* **TASK DIRECTIONS**: Copy out the listing in full, exactly as written, but not its pictures.

### PROVIDED MATERIAL

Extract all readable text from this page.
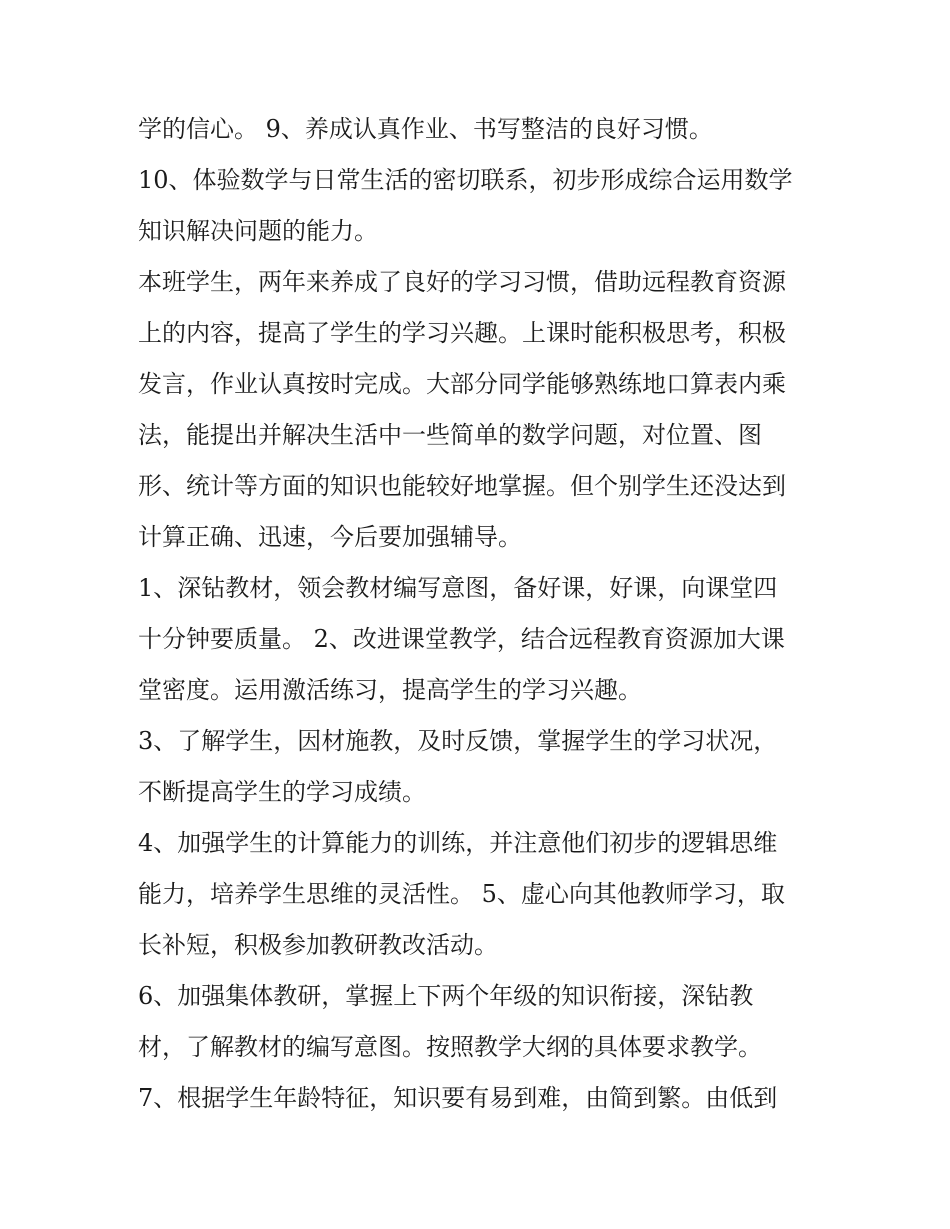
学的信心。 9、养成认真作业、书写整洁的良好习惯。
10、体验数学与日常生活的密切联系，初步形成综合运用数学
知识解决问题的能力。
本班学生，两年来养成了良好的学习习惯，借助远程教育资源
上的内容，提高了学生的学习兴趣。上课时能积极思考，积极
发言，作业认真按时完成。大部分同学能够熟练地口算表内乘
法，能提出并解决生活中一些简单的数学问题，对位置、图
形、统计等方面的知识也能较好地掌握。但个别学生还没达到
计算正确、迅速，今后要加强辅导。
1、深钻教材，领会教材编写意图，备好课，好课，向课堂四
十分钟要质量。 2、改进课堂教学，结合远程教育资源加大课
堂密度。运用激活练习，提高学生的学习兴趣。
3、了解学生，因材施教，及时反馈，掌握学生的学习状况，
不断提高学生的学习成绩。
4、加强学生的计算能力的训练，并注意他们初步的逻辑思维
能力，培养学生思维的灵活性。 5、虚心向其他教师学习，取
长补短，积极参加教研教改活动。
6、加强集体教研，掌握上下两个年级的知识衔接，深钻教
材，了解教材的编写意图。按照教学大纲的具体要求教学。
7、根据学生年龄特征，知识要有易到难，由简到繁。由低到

######

* **THE SOLUTION**:
Extract all readable text from this page.
学的信心。 9、养成认真作业、书写整洁的良好习惯。
10、体验数学与日常生活的密切联系，初步形成综合运用数学
知识解决问题的能力。
本班学生，两年来养成了良好的学习习惯，借助远程教育资源
上的内容，提高了学生的学习兴趣。上课时能积极思考，积极
发言，作业认真按时完成。大部分同学能够熟练地口算表内乘
法，能提出并解决生活中一些简单的数学问题，对位置、图
形、统计等方面的知识也能较好地掌握。但个别学生还没达到
计算正确、迅速，今后要加强辅导。
1、深钻教材，领会教材编写意图，备好课，好课，向课堂四
十分钟要质量。 2、改进课堂教学，结合远程教育资源加大课
堂密度。运用激活练习，提高学生的学习兴趣。
3、了解学生，因材施教，及时反馈，掌握学生的学习状况，
不断提高学生的学习成绩。
4、加强学生的计算能力的训练，并注意他们初步的逻辑思维
能力，培养学生思维的灵活性。 5、虚心向其他教师学习，取
长补短，积极参加教研教改活动。
6、加强集体教研，掌握上下两个年级的知识衔接，深钻教
材，了解教材的编写意图。按照教学大纲的具体要求教学。
7、根据学生年龄特征，知识要有易到难，由简到繁。由低到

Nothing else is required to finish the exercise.